List every line below containing "YCustPingTimeout".

• Material provided:
§

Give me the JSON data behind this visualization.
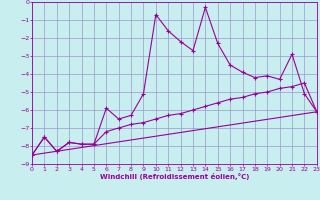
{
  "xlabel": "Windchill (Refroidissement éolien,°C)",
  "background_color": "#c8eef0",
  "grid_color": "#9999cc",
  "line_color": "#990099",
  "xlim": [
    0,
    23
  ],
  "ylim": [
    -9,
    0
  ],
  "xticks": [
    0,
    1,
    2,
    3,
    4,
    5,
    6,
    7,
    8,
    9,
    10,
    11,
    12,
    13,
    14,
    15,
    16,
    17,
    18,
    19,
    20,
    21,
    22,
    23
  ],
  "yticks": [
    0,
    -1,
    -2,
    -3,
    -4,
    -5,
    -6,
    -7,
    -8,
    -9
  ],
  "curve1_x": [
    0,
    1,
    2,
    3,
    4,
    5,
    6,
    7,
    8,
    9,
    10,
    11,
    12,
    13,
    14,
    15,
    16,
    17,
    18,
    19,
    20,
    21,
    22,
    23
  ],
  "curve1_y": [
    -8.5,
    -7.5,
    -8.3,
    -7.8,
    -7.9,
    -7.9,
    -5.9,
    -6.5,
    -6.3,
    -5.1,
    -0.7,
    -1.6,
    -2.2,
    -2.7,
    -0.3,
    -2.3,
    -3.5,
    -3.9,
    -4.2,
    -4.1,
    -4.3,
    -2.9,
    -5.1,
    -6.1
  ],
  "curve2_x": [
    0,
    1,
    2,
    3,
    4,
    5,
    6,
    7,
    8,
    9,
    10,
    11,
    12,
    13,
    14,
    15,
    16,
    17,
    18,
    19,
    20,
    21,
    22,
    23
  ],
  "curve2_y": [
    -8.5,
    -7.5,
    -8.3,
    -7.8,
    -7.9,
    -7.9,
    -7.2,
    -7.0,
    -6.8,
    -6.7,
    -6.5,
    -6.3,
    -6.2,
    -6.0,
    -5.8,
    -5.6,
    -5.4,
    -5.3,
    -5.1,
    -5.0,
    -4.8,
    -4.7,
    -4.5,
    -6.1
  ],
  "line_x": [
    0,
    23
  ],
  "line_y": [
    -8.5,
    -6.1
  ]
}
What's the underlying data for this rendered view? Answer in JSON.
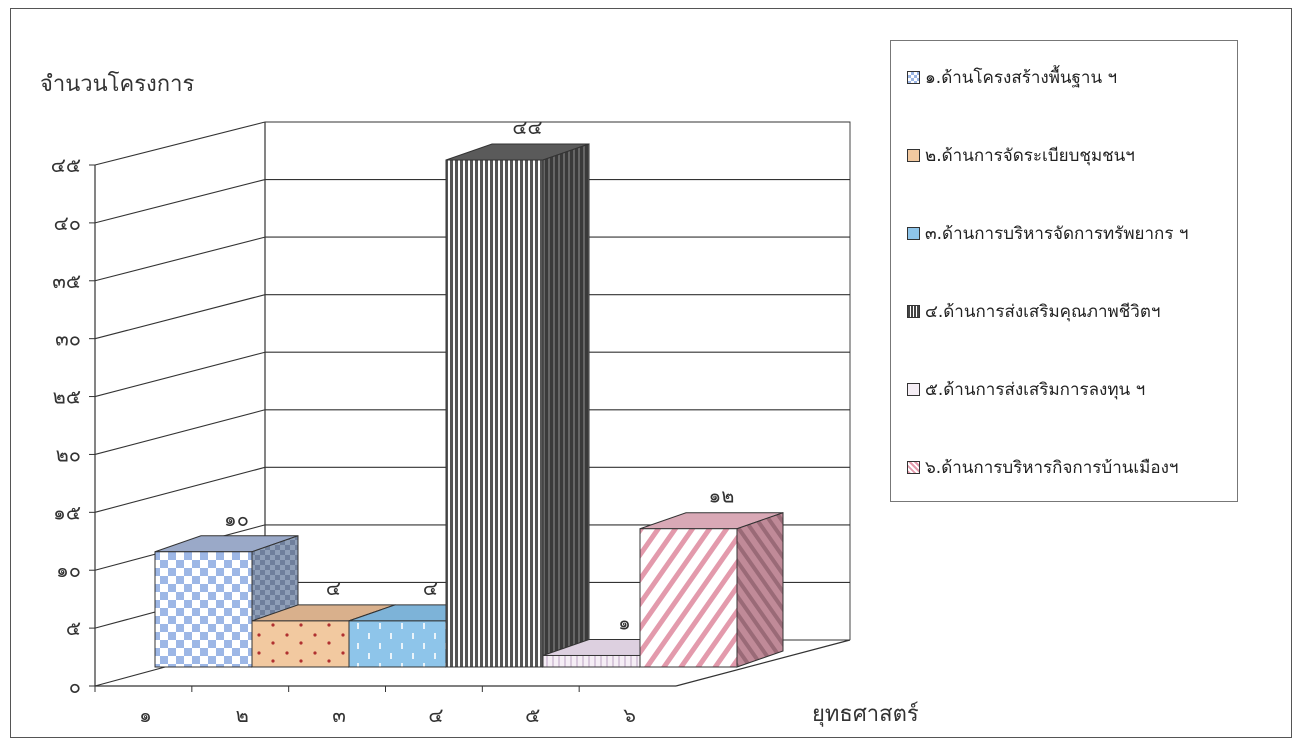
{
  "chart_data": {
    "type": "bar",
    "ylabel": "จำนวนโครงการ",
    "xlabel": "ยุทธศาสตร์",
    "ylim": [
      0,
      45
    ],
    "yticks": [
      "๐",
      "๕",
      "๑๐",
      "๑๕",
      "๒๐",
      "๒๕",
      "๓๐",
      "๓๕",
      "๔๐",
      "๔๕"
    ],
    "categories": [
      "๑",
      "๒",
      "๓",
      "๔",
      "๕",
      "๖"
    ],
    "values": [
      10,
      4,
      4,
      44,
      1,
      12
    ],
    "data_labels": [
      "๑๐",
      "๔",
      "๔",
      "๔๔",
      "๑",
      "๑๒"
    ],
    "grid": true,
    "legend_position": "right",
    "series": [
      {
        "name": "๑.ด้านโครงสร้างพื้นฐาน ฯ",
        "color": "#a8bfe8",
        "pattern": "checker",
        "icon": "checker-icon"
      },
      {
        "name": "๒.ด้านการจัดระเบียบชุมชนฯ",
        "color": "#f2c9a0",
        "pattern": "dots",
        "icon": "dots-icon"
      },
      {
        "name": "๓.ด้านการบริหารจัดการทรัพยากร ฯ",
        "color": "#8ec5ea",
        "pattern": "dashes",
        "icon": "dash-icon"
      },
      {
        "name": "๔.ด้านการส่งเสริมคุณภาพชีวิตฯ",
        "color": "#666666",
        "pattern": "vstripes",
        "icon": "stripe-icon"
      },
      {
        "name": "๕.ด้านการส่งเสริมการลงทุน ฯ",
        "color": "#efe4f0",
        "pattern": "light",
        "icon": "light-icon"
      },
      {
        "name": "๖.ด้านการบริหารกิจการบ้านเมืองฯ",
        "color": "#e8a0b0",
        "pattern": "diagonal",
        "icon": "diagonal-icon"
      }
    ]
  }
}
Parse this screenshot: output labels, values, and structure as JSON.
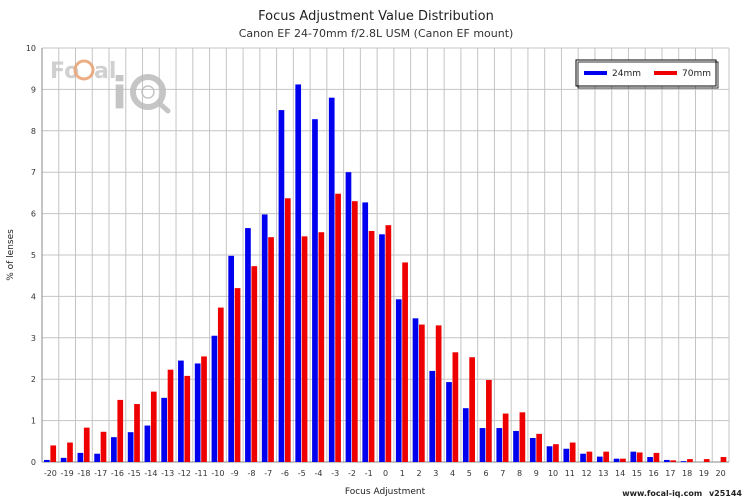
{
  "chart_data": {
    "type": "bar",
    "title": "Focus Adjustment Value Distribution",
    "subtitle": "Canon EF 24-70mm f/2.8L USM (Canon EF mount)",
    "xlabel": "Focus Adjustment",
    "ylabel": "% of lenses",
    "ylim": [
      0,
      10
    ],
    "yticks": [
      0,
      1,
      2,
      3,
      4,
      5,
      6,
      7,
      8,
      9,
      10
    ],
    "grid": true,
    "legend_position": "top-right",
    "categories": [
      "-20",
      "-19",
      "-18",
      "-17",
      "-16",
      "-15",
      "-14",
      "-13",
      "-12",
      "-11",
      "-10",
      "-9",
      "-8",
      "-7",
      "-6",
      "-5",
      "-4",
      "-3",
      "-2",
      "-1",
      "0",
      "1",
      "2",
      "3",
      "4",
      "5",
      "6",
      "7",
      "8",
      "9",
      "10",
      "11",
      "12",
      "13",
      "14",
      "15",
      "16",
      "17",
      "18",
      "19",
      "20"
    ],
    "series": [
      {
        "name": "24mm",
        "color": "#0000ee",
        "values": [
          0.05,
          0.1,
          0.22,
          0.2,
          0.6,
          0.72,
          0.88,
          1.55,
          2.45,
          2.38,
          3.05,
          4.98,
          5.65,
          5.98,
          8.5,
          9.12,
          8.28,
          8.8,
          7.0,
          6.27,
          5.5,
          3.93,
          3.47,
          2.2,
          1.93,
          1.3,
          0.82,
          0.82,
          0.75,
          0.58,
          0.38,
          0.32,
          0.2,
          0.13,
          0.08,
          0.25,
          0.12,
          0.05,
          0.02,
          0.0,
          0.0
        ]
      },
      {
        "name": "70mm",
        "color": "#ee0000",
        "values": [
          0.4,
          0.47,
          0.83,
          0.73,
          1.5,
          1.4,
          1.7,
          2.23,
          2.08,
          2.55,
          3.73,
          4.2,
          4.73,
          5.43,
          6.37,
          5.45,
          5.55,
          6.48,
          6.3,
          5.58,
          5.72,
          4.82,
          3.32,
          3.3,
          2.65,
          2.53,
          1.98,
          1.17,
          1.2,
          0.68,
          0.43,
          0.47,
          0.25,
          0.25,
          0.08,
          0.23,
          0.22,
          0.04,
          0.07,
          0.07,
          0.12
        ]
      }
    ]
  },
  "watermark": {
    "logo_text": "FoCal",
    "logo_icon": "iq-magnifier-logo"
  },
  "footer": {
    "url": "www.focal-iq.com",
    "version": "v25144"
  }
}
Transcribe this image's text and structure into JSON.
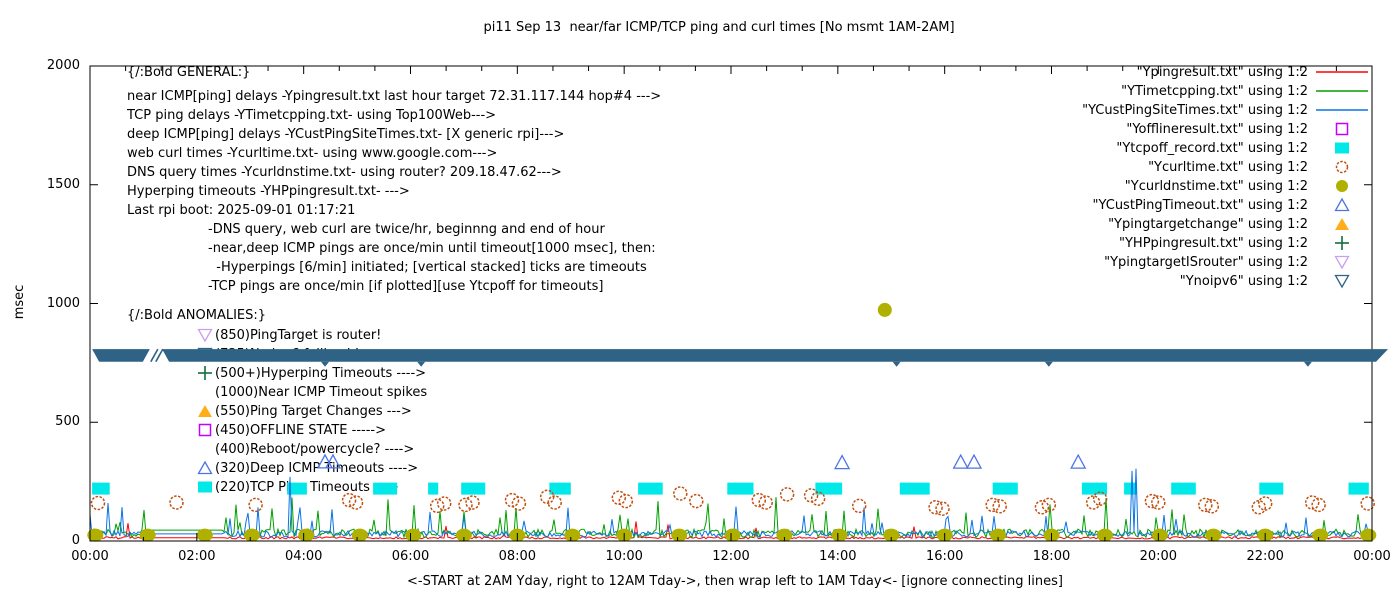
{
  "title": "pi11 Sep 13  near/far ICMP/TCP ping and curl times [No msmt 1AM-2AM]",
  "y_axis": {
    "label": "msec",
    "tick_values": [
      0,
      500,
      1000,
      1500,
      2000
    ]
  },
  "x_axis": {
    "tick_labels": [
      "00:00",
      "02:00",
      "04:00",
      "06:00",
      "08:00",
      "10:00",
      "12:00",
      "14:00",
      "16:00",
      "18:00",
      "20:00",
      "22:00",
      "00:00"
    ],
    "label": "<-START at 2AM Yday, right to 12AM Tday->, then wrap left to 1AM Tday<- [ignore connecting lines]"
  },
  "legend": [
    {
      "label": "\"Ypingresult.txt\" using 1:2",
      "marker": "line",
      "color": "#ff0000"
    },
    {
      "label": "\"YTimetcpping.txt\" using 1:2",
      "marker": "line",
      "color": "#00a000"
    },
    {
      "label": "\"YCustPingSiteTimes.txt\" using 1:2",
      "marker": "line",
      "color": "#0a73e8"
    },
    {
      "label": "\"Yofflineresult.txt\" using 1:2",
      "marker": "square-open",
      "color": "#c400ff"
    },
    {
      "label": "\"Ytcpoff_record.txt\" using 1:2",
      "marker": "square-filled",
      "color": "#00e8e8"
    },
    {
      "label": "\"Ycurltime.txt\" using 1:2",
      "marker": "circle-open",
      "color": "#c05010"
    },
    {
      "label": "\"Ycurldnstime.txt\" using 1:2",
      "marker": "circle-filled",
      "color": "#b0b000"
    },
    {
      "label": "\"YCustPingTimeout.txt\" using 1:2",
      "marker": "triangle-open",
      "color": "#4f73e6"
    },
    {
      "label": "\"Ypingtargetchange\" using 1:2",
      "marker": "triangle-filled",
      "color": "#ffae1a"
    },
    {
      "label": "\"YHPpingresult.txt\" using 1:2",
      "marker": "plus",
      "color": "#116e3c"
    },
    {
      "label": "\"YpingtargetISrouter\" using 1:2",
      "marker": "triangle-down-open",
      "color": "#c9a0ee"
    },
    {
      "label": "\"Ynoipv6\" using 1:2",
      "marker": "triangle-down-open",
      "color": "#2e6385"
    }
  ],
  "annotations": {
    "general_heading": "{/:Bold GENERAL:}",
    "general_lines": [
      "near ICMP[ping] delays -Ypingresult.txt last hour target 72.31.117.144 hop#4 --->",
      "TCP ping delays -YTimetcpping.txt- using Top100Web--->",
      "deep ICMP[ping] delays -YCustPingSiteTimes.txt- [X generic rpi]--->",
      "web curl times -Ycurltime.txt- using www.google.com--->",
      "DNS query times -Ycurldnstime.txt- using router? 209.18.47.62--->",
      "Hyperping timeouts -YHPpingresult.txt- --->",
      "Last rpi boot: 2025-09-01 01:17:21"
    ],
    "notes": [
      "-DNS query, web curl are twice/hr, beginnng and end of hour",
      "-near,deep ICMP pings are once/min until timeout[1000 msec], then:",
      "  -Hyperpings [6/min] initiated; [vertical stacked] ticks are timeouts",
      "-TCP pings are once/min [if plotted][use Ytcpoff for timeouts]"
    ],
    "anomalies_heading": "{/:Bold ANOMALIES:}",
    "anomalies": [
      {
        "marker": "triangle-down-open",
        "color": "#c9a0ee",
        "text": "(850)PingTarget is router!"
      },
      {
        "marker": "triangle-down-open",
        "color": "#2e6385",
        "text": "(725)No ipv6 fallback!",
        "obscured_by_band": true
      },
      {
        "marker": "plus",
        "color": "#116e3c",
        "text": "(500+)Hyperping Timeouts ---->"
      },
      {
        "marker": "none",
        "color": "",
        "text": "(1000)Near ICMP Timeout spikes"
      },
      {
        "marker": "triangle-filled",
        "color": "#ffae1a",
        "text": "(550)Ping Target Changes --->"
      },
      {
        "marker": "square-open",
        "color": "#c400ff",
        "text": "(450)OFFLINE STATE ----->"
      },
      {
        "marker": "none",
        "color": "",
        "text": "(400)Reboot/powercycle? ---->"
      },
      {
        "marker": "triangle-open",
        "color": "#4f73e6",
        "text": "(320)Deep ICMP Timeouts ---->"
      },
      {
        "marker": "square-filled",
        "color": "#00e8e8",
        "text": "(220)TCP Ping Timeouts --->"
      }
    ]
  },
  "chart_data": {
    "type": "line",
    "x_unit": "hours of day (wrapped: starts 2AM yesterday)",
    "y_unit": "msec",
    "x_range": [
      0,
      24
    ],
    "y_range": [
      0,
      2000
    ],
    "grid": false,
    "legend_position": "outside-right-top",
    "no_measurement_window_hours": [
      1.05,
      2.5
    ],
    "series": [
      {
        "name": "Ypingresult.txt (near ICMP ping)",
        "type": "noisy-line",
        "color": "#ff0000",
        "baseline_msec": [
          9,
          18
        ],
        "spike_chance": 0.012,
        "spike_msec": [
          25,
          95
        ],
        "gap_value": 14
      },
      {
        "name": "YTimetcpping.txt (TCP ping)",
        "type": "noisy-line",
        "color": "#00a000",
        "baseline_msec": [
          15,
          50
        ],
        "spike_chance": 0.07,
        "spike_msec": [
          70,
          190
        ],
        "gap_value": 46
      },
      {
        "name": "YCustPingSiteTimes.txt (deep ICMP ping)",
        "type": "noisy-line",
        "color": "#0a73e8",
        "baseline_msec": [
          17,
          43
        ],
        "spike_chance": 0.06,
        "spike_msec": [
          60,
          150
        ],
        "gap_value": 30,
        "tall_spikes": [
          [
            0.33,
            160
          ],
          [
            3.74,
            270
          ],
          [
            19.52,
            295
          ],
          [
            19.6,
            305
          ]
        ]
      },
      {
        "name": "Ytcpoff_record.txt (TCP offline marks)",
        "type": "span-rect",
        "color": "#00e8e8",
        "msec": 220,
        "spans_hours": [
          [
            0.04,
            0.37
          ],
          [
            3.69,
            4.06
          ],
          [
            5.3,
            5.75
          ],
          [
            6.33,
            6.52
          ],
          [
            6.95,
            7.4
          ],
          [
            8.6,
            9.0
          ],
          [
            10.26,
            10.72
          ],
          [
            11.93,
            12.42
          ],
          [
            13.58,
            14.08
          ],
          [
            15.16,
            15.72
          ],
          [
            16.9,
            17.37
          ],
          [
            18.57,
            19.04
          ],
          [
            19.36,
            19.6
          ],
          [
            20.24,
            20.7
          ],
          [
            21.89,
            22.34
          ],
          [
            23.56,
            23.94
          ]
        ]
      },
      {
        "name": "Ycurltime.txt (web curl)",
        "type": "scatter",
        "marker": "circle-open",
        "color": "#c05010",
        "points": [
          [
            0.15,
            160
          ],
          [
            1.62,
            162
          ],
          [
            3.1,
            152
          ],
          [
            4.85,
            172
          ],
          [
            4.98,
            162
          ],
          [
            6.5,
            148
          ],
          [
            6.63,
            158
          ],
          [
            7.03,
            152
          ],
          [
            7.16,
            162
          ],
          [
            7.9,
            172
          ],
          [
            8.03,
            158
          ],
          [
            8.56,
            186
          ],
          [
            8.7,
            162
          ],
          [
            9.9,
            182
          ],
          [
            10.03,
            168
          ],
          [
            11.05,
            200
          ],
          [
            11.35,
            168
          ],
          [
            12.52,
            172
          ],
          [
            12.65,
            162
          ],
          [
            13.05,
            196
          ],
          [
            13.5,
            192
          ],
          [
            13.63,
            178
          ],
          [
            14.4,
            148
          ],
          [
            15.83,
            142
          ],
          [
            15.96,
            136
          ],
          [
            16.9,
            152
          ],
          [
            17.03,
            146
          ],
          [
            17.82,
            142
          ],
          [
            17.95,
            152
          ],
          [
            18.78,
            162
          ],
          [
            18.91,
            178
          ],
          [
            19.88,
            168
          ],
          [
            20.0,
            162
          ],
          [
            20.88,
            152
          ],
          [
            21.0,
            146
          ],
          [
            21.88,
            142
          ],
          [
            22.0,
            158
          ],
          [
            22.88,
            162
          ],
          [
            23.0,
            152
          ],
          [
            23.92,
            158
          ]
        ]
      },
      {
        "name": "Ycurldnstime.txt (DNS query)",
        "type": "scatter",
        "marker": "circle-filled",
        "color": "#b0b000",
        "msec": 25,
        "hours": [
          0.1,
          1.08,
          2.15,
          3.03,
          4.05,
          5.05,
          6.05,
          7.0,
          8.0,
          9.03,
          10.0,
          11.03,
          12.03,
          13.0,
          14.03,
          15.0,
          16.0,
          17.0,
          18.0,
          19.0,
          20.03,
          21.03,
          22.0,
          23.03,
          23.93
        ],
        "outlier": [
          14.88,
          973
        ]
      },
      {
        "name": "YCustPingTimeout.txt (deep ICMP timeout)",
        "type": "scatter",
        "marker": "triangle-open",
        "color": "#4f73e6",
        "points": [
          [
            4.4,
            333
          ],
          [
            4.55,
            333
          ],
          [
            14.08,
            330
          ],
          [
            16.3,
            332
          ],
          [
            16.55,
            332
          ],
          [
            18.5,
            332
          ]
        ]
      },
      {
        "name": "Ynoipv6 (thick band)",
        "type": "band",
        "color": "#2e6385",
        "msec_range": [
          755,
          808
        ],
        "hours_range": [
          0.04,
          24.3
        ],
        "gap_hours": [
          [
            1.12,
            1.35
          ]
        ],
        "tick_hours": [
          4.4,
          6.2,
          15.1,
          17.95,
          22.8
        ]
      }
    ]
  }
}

§

• Output of the exercise:
      "label": "\"YCustPingTimeout.txt\" using 1:2",
        "name": "YCustPingTimeout.txt (deep ICMP timeout)",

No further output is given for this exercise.